◆ Exercise task
Work through the listing below and count the lines that hold "JSON". Answer with the number alone.

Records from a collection
* * *
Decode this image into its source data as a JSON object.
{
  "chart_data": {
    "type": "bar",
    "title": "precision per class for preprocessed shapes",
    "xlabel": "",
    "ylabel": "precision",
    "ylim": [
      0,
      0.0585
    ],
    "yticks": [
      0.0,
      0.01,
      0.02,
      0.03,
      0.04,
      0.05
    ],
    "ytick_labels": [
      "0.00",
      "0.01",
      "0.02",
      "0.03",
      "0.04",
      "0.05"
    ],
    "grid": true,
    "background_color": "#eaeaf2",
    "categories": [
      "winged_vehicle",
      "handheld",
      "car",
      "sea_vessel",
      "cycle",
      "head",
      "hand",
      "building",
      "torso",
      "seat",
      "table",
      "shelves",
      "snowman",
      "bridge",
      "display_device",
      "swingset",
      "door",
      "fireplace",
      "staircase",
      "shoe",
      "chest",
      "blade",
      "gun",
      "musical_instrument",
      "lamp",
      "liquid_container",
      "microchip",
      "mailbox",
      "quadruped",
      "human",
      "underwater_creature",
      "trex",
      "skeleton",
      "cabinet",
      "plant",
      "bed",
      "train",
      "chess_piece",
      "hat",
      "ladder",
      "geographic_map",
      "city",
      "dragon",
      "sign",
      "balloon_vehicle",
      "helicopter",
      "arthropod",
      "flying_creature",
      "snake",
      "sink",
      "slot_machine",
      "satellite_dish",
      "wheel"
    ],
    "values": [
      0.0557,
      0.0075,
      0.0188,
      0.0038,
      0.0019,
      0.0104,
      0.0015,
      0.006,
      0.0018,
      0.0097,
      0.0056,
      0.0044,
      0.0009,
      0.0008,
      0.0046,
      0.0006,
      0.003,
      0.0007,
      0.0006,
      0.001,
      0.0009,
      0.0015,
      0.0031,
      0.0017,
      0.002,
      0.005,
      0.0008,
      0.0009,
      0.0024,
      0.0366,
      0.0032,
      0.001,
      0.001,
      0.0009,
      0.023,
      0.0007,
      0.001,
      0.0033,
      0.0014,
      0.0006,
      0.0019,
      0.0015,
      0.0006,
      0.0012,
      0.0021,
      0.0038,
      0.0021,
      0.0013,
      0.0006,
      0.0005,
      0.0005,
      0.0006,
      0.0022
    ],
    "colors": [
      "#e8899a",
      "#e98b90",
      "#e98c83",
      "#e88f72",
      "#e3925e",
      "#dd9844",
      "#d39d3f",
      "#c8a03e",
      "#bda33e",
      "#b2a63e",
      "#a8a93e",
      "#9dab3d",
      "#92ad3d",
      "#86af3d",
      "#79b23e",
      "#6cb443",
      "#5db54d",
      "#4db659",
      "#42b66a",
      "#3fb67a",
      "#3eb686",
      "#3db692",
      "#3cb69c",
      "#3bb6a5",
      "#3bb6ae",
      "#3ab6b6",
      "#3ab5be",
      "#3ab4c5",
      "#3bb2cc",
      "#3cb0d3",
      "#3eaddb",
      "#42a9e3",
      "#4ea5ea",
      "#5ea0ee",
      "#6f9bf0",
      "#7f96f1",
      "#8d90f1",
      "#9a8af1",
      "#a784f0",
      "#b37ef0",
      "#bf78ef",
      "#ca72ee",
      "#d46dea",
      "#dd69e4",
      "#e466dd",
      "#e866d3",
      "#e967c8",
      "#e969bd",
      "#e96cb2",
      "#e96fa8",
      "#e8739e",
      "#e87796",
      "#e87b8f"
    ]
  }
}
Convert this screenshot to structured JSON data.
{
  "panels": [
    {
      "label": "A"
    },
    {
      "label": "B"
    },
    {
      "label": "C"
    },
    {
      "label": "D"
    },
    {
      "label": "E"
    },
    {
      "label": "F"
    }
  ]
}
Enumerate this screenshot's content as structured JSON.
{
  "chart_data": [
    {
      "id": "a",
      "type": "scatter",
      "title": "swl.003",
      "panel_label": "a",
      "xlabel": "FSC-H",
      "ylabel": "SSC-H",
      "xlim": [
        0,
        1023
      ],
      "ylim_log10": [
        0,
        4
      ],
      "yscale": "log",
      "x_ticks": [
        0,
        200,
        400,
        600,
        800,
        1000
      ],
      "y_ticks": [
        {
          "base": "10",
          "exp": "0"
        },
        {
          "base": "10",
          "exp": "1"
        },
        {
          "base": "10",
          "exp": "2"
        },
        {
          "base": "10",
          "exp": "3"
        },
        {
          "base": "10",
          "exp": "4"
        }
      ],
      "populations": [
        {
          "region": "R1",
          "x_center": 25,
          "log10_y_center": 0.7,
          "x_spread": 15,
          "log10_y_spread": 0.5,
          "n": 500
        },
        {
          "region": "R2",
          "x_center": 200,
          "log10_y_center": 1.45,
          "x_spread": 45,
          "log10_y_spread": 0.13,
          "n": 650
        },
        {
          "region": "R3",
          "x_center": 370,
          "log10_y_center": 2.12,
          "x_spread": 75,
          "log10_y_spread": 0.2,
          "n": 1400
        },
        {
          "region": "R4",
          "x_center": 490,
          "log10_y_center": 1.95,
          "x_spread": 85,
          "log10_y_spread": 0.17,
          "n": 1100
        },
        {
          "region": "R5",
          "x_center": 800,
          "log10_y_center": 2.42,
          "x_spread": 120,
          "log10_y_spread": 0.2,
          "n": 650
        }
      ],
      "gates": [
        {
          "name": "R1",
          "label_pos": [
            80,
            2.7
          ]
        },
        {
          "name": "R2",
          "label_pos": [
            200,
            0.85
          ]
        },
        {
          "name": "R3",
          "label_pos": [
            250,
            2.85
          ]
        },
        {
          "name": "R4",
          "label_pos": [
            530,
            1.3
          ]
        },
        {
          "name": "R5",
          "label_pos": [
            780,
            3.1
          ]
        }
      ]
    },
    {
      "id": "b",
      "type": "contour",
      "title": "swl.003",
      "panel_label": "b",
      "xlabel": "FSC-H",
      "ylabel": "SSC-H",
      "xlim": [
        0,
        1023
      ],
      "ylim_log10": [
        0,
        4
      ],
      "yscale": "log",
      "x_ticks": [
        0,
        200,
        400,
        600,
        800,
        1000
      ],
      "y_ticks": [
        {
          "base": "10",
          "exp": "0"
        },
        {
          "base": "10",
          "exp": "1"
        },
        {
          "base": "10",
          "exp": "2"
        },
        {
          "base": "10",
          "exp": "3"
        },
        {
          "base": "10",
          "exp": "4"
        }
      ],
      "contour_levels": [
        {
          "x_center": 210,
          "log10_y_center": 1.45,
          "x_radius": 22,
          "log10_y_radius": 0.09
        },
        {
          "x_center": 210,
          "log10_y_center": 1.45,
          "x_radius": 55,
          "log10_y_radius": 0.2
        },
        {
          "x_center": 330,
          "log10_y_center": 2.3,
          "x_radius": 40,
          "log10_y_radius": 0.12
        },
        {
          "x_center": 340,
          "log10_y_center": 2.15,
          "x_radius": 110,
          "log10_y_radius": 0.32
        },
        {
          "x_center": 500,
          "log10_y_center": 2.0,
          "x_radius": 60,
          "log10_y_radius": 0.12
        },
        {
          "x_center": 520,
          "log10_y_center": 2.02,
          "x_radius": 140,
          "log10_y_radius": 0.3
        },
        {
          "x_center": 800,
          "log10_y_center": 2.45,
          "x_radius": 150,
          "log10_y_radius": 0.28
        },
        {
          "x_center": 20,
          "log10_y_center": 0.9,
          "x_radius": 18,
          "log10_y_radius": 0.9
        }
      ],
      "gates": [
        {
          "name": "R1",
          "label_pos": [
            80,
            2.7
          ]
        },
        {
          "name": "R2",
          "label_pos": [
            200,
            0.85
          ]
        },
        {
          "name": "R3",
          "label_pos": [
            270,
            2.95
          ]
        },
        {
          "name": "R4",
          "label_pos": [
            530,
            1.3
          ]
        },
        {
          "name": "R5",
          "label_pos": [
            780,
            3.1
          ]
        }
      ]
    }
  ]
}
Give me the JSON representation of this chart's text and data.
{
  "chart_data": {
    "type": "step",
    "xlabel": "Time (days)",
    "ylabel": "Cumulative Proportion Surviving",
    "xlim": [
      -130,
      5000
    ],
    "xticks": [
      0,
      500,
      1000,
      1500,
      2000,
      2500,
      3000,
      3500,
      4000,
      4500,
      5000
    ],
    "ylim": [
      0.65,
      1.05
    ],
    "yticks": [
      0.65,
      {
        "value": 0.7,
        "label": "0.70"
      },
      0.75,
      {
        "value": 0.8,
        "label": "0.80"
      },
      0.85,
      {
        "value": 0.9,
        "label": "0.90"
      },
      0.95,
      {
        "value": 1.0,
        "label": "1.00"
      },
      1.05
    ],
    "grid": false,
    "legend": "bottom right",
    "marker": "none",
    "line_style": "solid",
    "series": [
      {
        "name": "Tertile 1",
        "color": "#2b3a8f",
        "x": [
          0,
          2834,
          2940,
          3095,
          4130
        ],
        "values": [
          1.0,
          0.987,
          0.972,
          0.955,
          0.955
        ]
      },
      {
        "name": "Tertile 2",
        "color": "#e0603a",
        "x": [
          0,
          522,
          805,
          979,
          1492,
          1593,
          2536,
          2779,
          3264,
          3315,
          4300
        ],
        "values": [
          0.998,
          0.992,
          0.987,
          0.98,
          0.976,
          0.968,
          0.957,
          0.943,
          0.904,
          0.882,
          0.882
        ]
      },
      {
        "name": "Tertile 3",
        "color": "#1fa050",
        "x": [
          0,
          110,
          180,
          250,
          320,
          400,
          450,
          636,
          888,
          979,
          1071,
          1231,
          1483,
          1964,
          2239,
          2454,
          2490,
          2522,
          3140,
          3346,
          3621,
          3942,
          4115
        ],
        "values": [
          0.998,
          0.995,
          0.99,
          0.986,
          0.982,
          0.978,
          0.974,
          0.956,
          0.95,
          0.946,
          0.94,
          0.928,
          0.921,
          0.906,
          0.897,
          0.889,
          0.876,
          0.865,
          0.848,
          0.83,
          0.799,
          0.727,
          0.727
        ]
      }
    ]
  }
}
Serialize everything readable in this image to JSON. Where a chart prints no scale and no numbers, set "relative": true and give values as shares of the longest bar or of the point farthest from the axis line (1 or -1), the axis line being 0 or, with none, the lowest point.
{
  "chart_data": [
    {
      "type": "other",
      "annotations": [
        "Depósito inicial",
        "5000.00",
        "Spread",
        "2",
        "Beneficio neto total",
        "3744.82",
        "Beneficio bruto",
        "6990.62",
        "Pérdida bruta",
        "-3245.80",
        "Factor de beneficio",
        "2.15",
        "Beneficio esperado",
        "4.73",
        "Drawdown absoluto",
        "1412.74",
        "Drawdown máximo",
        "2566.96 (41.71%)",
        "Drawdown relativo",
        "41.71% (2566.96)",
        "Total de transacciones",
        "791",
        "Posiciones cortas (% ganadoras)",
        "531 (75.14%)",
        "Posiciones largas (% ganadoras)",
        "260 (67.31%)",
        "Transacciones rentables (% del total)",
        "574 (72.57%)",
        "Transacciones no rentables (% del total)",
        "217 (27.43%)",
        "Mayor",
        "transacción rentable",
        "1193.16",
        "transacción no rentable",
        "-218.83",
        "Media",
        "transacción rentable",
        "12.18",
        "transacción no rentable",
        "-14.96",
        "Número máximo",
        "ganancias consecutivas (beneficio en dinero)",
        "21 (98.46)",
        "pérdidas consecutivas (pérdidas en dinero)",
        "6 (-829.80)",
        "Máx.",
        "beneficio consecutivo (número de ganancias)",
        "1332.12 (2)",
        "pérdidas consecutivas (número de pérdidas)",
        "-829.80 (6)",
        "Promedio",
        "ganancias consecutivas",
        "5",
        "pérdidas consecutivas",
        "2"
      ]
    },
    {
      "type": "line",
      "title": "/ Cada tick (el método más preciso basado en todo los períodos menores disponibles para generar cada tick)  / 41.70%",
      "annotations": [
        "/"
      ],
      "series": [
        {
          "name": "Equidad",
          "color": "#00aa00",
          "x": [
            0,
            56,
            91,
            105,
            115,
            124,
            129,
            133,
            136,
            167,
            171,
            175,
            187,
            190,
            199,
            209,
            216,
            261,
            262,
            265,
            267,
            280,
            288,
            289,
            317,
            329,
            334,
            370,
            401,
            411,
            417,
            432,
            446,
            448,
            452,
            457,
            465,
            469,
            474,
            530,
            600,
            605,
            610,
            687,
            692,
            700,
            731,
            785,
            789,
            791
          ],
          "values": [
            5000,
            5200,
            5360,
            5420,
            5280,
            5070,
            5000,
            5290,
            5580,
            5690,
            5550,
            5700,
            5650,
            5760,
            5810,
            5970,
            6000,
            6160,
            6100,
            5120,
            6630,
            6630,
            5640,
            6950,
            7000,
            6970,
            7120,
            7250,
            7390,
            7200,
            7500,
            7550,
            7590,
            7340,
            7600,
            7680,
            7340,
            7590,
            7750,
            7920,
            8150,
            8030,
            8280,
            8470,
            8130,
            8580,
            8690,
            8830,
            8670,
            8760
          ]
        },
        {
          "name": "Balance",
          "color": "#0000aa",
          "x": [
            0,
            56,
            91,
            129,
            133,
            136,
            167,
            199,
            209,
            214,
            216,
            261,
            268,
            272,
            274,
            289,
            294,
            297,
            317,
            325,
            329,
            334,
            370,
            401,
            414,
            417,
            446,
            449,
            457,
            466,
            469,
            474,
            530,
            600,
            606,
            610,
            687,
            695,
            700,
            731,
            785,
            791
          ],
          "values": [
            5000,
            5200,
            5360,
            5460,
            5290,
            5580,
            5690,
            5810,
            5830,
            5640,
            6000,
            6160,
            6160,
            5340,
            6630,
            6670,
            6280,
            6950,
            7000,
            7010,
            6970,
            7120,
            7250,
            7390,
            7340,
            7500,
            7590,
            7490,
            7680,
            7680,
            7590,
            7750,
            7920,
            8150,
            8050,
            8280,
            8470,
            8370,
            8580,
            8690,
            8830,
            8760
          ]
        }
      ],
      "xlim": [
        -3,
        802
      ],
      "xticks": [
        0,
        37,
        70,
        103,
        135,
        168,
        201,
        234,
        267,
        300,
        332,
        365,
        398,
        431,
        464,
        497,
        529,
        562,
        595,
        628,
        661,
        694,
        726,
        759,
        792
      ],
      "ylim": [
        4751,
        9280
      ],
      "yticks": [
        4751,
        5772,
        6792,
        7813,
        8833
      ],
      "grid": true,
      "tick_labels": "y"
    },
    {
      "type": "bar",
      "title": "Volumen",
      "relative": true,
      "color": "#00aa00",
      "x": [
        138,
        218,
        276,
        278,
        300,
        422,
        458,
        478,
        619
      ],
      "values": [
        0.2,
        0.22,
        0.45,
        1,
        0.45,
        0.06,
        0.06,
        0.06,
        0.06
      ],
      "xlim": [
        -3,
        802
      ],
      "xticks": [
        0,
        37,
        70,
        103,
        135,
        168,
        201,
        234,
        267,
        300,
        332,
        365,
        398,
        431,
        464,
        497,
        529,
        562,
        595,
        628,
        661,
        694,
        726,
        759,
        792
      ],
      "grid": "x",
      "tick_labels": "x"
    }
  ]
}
* * *
◆ Exercise answer
5